Data entries:

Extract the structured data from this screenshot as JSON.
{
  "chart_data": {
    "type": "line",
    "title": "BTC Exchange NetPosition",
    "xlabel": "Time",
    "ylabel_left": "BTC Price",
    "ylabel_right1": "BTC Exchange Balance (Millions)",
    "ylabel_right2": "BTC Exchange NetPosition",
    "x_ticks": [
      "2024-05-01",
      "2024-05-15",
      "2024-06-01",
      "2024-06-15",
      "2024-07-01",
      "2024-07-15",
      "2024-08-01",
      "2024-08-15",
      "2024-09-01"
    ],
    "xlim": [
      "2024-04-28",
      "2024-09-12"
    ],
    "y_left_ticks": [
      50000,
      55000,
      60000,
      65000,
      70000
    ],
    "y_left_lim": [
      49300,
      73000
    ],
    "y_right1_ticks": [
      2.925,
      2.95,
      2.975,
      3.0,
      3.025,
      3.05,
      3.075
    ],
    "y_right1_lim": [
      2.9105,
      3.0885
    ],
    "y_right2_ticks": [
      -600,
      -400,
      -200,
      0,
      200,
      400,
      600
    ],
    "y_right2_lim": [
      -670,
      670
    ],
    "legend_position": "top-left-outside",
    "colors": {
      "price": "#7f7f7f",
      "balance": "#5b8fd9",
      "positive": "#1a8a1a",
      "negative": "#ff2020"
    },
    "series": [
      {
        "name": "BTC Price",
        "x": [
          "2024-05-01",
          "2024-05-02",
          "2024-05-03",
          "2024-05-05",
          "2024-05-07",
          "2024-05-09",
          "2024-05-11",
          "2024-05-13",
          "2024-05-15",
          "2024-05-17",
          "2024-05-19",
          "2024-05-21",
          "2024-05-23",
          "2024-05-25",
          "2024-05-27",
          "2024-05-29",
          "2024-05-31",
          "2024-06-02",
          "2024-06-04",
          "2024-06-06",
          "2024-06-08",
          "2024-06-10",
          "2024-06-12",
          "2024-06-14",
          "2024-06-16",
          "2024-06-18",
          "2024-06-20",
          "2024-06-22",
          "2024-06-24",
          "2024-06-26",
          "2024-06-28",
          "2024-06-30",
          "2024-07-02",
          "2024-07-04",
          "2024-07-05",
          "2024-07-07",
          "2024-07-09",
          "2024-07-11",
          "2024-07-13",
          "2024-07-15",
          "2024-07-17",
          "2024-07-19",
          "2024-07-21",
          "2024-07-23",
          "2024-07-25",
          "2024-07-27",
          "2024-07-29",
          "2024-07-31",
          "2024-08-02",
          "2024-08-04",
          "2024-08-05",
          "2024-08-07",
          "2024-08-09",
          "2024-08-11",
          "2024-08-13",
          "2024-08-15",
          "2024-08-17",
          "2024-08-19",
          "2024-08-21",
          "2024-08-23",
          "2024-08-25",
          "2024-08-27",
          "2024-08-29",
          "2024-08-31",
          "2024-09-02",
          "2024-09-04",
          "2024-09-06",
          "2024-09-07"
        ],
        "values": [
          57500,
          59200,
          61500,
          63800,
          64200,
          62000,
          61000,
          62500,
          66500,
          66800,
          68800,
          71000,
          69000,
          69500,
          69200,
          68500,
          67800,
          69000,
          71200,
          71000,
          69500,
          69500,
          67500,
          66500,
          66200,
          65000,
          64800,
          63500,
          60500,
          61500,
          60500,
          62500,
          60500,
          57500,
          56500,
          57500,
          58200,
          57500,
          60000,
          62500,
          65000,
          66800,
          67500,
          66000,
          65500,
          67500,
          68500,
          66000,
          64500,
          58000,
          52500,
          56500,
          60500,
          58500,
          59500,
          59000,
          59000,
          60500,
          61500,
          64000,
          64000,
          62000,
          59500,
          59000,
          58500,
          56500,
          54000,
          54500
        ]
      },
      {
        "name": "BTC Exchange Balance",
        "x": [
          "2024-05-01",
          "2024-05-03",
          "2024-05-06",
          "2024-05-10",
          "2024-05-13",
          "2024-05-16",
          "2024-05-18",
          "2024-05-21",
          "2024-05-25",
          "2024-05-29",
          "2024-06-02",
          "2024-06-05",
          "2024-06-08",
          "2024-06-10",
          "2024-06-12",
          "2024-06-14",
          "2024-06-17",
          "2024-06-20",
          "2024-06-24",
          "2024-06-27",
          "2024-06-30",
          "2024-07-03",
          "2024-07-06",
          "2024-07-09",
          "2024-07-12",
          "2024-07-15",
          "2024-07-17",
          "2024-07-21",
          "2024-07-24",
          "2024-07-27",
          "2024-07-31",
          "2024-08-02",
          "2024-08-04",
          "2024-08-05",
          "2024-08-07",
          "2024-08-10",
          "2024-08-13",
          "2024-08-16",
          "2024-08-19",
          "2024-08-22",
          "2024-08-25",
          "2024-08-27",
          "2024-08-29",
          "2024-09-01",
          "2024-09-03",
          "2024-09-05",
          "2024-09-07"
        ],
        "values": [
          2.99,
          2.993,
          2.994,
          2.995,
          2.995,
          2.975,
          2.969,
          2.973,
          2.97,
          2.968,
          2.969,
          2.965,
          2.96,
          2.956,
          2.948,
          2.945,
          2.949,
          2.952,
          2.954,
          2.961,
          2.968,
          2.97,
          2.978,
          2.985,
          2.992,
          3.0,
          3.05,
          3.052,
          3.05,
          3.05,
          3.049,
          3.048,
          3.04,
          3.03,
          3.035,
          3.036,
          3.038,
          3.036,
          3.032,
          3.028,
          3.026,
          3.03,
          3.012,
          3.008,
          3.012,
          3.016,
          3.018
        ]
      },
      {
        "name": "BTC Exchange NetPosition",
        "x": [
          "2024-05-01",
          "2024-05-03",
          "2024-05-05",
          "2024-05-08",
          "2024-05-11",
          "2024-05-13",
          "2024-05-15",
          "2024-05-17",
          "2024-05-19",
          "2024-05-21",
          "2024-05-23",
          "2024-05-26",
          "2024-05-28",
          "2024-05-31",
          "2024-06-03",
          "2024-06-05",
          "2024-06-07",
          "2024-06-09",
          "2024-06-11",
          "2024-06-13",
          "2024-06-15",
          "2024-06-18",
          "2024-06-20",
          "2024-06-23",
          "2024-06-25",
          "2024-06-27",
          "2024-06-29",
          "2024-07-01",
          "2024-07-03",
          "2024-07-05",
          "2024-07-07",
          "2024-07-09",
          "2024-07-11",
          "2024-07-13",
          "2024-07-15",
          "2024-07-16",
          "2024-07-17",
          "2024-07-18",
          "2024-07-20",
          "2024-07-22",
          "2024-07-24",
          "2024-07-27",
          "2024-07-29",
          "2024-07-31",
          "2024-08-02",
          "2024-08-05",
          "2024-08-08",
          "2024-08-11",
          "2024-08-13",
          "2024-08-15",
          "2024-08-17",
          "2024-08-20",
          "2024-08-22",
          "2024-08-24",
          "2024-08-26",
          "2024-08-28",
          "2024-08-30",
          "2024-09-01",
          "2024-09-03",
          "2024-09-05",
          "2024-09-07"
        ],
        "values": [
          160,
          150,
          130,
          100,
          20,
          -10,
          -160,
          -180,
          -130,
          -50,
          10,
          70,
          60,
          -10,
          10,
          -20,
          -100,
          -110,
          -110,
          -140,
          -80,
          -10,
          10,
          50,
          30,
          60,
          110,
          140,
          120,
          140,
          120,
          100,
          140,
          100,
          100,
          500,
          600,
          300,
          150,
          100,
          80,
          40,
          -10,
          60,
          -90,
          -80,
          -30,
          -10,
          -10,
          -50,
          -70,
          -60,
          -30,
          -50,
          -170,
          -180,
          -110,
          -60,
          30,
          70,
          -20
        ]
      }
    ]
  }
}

[Short problem] Reply with the number of lines in the preceding entries that contain "Exchange", and no other words.

[Output of the exercise] 5